◆ What you are asked to do: Every line that holds the string "Hypothesis" is to be identified and copied.

Dataset entries on figures
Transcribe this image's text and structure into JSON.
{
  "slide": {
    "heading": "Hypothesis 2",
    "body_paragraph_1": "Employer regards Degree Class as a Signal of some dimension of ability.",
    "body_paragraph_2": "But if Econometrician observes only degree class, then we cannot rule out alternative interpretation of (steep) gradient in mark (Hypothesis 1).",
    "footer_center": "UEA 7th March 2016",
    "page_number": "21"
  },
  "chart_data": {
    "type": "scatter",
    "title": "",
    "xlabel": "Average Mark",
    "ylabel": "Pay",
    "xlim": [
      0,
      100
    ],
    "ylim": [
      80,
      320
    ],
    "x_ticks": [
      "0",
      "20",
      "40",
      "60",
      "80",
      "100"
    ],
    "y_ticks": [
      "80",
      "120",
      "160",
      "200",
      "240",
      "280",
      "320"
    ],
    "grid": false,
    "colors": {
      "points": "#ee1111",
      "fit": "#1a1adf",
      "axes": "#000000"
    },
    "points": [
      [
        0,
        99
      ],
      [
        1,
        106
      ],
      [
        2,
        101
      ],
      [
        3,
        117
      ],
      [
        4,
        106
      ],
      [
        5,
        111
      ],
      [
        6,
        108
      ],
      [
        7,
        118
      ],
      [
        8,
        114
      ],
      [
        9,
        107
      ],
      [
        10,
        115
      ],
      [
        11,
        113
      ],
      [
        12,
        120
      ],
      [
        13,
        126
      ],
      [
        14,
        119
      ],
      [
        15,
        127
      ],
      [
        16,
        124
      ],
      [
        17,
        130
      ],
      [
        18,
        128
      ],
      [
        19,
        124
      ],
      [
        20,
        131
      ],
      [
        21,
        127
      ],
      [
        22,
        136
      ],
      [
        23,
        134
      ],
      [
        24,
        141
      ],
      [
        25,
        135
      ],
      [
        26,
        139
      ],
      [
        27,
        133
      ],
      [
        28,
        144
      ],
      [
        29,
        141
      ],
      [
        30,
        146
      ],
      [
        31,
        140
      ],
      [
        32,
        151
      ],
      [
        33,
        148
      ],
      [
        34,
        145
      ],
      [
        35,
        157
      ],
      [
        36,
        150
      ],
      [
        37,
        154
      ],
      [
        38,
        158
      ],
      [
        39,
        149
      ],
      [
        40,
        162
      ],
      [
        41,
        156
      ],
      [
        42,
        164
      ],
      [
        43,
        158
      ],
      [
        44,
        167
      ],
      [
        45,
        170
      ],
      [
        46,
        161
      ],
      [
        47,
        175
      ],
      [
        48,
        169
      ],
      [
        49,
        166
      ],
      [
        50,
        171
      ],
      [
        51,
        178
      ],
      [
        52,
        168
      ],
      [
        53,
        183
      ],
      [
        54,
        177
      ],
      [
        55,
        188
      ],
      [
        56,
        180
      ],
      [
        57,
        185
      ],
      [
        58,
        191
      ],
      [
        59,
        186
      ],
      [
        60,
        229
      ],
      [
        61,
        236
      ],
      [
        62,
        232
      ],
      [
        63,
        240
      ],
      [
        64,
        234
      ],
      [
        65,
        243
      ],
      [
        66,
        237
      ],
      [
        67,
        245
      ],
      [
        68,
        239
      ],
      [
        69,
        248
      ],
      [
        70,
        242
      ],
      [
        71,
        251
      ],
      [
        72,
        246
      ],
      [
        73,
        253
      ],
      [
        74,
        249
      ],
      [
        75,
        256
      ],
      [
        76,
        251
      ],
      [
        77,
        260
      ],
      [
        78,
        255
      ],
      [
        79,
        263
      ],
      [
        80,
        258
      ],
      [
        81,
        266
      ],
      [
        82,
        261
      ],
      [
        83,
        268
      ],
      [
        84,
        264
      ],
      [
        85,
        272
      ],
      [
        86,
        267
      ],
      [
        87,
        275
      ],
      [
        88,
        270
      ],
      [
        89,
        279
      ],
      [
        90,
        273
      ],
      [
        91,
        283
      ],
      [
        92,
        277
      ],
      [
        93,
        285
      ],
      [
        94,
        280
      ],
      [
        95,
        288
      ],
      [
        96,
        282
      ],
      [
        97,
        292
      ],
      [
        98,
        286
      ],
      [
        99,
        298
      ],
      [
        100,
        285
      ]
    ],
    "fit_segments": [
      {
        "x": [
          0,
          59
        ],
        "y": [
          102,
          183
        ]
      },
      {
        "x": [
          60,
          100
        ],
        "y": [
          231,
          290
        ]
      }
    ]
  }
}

...

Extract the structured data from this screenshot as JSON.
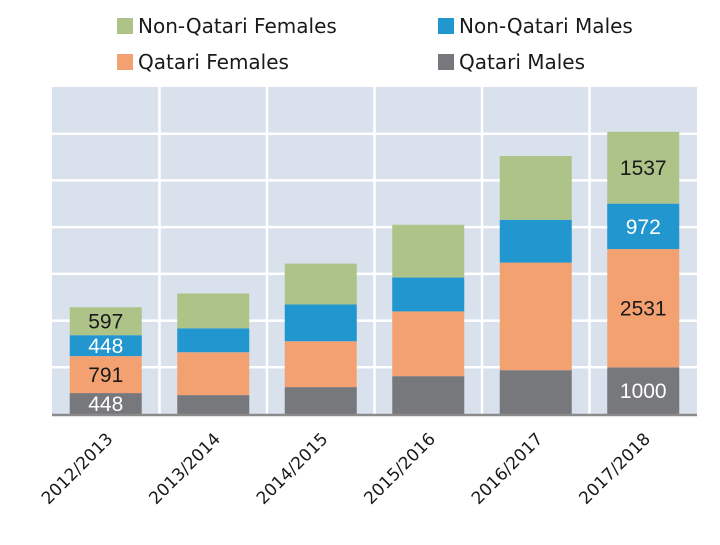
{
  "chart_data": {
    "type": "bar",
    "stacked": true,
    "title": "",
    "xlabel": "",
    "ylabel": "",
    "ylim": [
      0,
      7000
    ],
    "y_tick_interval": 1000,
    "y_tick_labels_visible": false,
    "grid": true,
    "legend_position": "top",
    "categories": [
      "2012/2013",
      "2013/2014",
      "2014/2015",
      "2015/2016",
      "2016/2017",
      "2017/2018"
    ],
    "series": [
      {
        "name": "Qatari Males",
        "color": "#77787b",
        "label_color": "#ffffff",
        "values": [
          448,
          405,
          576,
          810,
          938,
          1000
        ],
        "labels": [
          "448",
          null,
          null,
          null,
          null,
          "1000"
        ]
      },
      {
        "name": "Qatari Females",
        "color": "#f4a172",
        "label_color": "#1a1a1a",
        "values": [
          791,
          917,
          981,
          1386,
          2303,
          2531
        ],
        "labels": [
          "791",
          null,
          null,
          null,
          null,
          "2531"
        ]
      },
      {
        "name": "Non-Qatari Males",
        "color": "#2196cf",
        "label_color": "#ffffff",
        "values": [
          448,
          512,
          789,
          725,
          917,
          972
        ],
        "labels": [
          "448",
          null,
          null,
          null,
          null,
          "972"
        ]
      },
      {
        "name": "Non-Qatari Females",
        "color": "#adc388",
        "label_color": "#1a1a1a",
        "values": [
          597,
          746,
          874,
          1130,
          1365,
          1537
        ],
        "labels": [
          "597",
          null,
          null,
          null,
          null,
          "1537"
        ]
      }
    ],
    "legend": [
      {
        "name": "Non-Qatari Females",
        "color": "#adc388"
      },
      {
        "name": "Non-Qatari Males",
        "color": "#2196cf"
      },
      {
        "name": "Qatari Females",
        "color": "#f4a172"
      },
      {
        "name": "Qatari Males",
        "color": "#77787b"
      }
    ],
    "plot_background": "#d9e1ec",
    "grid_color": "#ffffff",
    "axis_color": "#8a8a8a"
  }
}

--

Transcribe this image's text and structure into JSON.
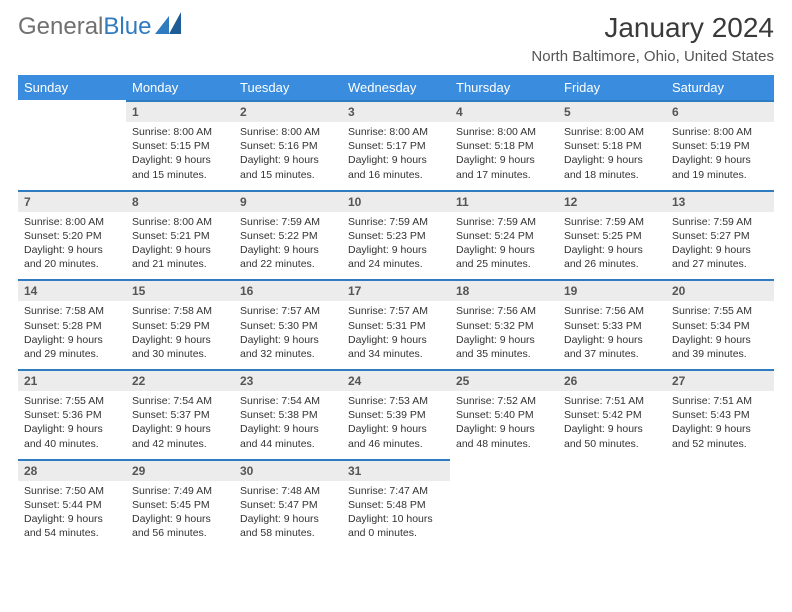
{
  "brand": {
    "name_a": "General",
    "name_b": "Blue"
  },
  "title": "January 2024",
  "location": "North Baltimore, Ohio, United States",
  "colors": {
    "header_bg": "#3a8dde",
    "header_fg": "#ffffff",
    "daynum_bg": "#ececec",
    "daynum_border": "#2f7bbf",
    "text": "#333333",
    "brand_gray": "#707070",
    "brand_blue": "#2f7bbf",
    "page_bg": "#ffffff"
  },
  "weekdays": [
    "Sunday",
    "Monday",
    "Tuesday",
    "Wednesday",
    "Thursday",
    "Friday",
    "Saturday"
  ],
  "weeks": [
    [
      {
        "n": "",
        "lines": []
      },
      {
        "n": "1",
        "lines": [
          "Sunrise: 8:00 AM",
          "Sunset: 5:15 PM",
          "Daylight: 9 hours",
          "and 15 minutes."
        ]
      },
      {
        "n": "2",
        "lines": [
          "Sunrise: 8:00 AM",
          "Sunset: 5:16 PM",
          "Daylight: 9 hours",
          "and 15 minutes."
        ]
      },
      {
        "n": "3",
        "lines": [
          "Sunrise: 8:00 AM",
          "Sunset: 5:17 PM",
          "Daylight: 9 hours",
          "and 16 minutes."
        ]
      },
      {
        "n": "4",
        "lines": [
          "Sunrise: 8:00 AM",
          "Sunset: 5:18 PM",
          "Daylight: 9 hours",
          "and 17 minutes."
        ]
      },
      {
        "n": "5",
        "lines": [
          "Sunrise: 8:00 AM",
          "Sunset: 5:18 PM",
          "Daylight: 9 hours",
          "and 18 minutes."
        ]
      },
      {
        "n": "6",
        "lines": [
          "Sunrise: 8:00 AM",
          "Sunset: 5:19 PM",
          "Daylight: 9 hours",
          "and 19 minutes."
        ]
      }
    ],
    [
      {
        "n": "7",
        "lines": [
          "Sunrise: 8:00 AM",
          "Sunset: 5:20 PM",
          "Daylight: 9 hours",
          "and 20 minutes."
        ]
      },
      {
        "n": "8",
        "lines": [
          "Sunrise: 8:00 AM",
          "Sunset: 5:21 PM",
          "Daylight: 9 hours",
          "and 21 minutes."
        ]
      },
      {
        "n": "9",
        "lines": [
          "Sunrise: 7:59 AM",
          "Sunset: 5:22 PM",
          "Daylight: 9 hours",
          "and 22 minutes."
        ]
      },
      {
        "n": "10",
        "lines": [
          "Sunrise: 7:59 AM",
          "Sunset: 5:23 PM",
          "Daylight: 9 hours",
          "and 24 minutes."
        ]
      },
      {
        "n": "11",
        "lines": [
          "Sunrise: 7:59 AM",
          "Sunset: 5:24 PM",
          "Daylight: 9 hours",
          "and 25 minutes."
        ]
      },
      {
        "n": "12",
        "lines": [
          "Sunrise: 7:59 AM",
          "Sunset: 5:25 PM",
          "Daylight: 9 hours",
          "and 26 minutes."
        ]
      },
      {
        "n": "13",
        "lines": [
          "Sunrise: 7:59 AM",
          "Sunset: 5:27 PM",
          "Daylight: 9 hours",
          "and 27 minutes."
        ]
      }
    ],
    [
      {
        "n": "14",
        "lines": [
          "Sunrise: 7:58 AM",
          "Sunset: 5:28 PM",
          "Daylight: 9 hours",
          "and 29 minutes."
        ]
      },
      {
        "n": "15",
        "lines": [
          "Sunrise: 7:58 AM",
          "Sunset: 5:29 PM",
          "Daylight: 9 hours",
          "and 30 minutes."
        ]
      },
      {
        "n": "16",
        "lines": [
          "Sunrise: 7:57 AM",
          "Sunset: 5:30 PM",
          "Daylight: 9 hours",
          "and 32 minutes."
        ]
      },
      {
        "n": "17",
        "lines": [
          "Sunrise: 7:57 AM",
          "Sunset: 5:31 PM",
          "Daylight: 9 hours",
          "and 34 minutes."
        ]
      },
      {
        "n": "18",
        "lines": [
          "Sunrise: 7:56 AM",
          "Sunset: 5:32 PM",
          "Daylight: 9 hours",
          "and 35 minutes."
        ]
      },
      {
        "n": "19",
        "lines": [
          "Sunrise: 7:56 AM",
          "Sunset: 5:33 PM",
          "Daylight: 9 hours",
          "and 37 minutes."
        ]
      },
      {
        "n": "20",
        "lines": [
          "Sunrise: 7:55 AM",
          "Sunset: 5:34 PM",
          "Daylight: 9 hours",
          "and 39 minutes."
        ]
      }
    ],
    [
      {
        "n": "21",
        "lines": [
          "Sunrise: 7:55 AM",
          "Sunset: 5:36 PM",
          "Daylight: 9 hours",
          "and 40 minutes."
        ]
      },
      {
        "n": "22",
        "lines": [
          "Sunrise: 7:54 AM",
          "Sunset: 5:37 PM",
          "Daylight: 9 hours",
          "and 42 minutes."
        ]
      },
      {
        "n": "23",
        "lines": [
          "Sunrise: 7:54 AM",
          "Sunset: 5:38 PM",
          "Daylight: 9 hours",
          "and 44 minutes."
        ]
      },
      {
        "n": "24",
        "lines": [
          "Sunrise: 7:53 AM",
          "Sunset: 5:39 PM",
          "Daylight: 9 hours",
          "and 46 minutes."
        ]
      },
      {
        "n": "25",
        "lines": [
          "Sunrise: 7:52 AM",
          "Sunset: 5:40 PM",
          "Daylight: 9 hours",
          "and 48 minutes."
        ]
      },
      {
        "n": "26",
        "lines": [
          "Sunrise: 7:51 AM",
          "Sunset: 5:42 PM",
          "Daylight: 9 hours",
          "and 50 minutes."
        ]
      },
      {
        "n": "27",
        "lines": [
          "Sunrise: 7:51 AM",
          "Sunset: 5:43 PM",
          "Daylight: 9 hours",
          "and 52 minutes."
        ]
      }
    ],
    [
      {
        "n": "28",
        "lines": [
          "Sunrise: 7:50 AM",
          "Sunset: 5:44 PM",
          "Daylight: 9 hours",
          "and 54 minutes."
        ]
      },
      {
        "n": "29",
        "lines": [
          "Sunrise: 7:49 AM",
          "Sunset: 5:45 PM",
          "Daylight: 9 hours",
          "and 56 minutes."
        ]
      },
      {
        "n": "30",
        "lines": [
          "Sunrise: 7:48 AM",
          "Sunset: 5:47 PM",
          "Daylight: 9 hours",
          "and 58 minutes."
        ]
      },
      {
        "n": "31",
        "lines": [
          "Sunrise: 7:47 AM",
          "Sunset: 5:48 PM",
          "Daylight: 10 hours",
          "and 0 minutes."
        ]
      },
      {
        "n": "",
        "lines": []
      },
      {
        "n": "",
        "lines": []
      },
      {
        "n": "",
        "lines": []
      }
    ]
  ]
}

◆ Answer for the task:
    "heading": "Hypothesis 2",
    "body_paragraph_2": "But if Econometrician observes only degree class, then we cannot rule out alternative interpretation of (steep) gradient in mark (Hypothesis 1).",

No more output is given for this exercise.